◆ Stored rows ◆
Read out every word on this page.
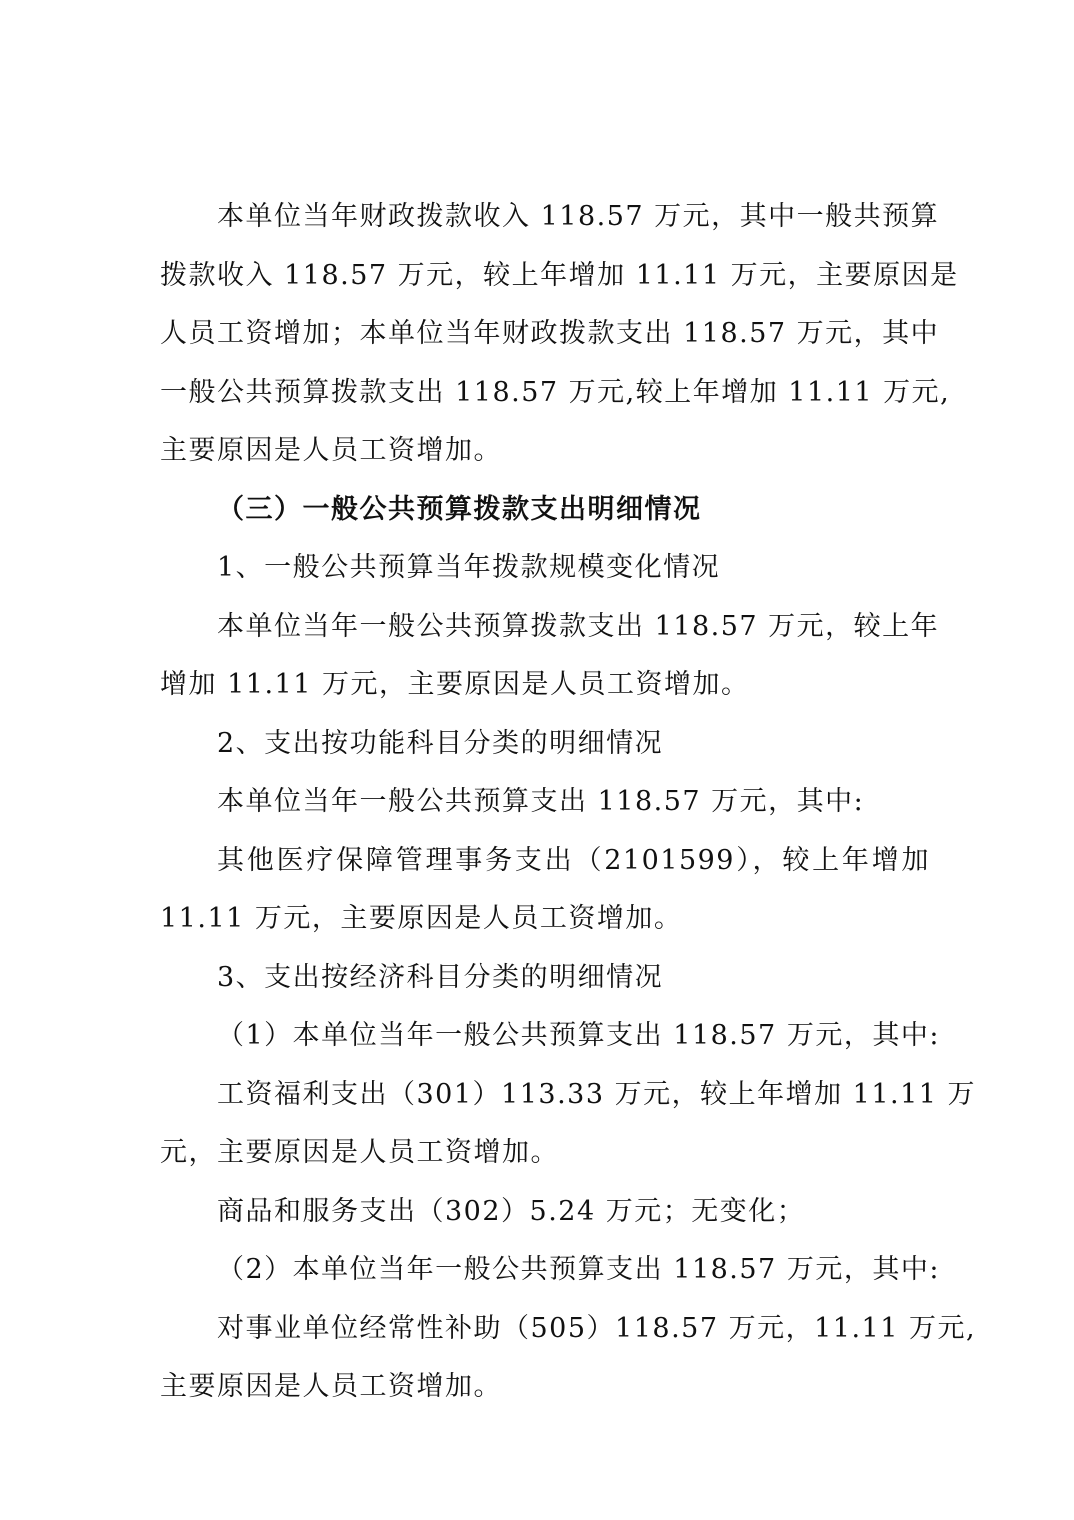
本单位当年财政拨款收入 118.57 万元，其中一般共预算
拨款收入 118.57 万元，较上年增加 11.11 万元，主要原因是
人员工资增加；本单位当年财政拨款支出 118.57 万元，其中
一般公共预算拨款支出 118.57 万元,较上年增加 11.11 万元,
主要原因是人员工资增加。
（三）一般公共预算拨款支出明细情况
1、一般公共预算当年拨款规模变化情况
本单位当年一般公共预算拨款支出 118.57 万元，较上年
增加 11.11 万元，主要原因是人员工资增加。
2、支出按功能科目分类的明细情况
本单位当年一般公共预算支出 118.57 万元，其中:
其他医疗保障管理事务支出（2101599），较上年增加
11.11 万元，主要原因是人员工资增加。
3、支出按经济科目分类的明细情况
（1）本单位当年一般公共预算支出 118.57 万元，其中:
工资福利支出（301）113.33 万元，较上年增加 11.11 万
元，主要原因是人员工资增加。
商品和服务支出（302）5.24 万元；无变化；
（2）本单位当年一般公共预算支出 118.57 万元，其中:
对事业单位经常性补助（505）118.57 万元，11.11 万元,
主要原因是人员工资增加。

* * *

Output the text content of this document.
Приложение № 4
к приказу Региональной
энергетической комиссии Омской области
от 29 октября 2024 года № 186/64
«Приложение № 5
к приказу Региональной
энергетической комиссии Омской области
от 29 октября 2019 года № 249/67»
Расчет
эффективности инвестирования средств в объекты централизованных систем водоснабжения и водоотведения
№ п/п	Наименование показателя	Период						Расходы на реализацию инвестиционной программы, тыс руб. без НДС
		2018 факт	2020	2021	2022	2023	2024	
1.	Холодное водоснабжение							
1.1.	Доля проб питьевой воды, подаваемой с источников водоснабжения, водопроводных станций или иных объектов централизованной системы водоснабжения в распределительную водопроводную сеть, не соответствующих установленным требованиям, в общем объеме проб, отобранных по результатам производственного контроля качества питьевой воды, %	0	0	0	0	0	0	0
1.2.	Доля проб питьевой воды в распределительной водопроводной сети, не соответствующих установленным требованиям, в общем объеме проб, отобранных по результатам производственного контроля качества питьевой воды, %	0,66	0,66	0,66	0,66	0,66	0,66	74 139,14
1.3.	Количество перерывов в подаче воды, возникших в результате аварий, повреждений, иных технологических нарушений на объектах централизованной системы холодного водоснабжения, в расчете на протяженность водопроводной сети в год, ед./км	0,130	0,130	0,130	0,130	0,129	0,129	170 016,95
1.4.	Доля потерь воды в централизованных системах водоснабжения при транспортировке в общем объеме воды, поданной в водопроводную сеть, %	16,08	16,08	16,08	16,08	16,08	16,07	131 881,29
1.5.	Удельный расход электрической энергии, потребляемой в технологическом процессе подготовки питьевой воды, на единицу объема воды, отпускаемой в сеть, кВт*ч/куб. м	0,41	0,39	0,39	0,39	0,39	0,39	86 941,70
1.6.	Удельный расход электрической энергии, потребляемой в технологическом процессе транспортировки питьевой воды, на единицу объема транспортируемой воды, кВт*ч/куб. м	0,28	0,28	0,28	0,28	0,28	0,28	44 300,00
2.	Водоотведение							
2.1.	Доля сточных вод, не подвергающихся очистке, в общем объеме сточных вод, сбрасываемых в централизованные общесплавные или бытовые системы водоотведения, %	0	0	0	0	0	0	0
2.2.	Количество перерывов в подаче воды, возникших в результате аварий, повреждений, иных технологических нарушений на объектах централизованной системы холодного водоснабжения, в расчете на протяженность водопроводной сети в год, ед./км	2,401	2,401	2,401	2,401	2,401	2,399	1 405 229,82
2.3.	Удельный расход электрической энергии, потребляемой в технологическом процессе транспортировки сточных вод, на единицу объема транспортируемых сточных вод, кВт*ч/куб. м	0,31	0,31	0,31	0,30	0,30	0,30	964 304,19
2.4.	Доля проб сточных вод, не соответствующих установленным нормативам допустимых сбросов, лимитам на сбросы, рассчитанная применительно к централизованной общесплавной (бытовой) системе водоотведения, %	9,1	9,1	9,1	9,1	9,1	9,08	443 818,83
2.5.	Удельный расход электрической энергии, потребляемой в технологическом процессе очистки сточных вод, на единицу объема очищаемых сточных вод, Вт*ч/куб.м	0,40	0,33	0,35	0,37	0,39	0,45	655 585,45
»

* * *

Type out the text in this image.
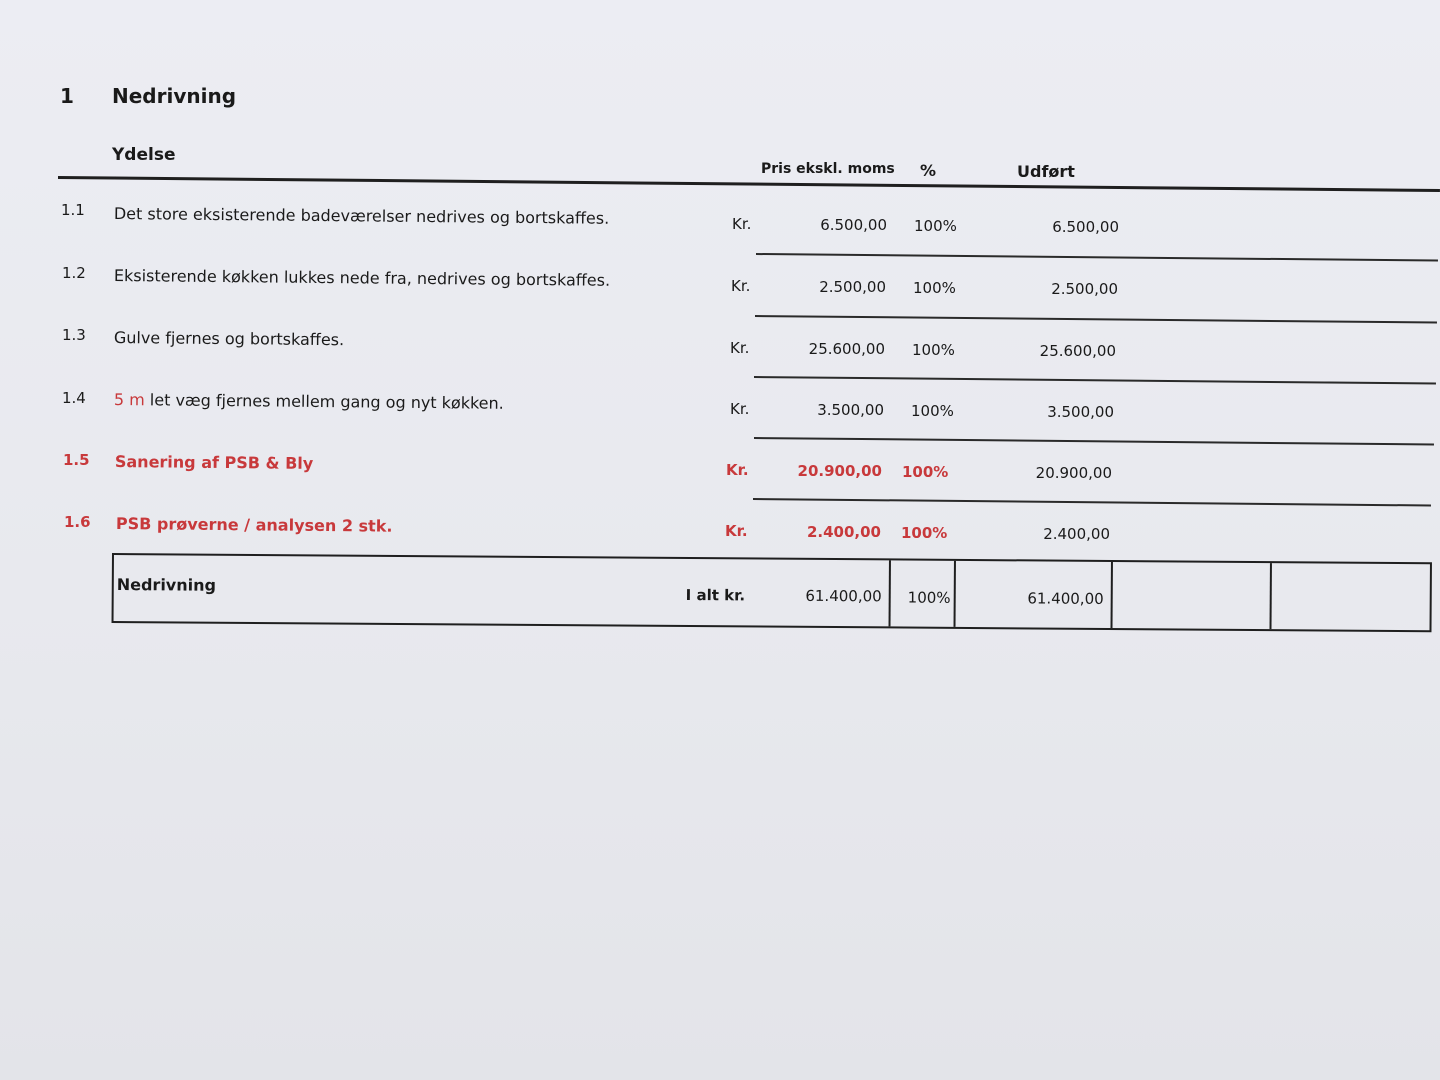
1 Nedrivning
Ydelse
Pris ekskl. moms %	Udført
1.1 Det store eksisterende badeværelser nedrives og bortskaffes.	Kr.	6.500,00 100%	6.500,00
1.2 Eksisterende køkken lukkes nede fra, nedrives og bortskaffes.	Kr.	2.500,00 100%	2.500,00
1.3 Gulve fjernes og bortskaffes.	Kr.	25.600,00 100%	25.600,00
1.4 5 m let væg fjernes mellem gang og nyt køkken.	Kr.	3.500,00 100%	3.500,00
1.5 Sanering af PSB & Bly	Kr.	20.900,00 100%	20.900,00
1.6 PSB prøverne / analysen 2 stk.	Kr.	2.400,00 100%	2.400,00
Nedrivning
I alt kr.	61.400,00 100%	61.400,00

◆ Aim of the task ◆
Count how many lines include the string "транспортировки". Nothing but the number is needed.

◆ Task solution ◆
2